Data records:
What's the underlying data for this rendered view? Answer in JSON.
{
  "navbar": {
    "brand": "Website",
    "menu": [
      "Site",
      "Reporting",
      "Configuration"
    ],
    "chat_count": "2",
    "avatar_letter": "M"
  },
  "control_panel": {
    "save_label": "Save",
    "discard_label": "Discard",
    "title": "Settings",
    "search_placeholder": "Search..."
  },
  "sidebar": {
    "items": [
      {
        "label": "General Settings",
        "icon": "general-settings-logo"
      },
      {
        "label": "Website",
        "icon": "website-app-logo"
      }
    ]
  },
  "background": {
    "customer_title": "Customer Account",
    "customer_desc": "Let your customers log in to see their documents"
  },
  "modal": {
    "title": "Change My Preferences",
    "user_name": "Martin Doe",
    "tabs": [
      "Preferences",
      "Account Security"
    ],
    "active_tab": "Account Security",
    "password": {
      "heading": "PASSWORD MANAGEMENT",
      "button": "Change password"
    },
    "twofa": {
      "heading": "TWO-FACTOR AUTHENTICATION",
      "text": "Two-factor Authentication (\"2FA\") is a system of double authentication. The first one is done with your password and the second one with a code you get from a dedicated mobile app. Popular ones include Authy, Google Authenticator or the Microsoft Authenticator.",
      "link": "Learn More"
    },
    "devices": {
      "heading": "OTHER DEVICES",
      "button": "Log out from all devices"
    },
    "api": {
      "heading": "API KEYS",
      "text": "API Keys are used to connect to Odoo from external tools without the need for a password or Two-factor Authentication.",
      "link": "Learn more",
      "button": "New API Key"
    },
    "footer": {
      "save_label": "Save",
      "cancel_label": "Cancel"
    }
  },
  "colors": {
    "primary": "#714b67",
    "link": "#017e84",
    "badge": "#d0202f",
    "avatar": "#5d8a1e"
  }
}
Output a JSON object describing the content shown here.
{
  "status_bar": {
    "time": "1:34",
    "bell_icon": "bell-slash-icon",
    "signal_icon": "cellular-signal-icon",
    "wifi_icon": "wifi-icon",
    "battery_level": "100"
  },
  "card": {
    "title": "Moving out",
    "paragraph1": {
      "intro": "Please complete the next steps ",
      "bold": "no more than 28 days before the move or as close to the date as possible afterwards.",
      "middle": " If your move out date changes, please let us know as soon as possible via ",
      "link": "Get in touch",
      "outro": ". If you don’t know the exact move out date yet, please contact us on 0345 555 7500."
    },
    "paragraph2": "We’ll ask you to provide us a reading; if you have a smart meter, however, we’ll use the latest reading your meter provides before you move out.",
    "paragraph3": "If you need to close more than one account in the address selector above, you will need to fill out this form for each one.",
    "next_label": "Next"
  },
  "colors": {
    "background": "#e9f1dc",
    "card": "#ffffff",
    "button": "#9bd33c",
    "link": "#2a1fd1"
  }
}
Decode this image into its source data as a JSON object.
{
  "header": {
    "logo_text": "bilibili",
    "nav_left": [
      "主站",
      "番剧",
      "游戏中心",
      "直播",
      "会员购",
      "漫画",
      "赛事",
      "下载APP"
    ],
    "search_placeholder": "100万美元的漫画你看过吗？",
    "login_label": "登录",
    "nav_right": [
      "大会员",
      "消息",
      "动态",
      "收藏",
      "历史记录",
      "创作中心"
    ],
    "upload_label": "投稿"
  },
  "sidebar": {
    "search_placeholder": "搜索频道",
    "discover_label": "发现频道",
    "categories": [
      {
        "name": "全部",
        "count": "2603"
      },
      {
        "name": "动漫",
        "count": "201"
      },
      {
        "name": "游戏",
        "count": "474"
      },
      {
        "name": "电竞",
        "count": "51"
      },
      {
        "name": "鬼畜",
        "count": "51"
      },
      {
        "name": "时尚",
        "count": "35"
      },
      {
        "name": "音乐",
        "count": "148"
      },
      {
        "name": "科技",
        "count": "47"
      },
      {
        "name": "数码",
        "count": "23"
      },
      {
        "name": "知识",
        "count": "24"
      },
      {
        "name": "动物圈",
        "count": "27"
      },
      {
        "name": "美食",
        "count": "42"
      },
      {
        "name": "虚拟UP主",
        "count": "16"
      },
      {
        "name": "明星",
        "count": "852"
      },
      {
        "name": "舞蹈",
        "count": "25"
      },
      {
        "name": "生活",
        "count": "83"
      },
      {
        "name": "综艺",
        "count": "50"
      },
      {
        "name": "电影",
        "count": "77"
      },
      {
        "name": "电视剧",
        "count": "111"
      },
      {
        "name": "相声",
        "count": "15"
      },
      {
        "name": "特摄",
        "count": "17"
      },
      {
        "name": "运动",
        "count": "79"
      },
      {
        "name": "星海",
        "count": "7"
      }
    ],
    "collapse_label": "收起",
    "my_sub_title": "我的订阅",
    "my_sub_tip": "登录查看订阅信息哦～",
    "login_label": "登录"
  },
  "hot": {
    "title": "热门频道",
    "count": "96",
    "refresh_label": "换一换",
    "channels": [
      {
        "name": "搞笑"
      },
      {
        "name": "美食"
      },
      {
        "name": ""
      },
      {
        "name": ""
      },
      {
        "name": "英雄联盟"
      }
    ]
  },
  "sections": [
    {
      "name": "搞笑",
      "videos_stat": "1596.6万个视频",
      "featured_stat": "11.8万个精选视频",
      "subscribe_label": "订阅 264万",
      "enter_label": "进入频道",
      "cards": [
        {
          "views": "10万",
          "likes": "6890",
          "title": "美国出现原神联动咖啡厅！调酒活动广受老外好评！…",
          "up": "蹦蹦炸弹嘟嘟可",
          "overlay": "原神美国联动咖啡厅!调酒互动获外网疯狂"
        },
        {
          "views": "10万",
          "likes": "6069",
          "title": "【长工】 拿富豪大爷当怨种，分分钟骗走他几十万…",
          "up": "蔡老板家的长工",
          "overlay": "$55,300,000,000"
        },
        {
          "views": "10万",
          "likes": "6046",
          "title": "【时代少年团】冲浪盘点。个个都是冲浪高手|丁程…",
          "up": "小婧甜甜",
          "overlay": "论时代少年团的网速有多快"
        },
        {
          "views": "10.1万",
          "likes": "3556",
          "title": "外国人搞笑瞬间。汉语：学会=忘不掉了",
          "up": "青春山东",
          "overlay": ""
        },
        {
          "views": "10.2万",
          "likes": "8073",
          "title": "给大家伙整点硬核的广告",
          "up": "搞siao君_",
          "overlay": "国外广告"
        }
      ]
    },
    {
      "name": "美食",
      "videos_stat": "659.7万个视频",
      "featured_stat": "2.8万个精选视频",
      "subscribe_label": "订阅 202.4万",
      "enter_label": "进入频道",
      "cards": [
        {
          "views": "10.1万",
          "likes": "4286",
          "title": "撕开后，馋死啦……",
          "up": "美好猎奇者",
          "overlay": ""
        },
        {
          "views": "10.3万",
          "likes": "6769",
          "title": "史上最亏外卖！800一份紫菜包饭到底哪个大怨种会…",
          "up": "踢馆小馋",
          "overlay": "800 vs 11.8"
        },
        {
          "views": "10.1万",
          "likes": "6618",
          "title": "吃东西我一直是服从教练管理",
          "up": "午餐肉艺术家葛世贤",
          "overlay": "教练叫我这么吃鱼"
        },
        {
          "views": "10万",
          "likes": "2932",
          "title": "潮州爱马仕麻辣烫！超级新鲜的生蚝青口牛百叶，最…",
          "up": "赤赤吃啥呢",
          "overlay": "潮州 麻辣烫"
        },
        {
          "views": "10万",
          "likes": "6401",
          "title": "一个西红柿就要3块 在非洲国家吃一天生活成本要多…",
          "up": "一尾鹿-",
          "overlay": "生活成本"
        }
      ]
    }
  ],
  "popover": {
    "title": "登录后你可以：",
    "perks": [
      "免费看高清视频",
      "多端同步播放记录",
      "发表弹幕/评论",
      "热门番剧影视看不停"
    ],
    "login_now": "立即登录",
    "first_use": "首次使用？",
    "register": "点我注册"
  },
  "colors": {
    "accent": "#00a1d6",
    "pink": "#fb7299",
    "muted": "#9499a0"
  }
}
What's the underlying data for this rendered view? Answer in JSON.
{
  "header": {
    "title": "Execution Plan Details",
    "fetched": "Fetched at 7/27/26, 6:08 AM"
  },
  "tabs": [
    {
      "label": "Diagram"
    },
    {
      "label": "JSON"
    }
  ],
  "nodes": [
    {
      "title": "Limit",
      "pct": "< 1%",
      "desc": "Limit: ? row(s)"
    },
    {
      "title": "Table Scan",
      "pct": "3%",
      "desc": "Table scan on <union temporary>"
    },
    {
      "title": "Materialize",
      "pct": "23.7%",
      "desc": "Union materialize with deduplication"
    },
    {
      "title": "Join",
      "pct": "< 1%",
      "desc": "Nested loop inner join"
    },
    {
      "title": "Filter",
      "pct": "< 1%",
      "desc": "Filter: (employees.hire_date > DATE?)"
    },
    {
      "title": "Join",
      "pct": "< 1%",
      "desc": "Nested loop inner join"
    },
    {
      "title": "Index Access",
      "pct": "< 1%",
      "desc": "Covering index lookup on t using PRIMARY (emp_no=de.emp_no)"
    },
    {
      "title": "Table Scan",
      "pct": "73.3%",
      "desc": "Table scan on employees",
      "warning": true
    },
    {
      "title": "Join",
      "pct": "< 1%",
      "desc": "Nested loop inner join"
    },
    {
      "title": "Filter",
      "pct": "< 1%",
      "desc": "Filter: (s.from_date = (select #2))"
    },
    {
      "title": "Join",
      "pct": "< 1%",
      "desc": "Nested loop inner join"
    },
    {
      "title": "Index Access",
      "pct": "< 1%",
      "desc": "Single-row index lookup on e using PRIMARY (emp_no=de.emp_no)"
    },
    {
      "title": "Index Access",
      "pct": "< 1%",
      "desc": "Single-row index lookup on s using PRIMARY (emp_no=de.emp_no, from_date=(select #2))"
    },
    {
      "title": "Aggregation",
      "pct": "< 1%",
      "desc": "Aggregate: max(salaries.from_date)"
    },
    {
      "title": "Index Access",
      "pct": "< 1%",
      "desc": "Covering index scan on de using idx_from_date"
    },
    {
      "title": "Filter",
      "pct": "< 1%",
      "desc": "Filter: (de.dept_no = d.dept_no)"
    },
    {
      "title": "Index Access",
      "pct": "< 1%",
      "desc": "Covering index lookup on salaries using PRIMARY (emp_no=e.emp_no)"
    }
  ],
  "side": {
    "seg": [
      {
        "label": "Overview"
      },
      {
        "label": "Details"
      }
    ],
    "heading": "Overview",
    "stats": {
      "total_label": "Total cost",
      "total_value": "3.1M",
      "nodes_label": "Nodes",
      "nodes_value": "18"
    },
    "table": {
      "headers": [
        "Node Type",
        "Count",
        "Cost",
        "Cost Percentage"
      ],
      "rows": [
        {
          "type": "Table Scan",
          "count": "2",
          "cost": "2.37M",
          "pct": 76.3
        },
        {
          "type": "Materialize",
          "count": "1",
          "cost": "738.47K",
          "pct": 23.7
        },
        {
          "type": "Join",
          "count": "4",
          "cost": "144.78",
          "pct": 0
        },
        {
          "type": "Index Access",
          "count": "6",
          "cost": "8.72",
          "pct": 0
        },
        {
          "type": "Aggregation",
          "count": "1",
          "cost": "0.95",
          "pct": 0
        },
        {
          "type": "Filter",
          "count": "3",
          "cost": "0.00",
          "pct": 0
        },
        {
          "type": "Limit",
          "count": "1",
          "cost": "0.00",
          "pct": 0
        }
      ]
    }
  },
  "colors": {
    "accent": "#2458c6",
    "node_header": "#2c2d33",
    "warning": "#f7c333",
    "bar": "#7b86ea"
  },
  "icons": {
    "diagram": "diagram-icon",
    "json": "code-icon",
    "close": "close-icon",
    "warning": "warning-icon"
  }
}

Request: Using the records above, copy each line that contains "than".

Final result:
      "bold": "no more than 28 days before the move or as close to the date as possible afterwards.",
    "paragraph3": "If you need to close more than one account in the address selector above, you will need to fill out this form for each one.",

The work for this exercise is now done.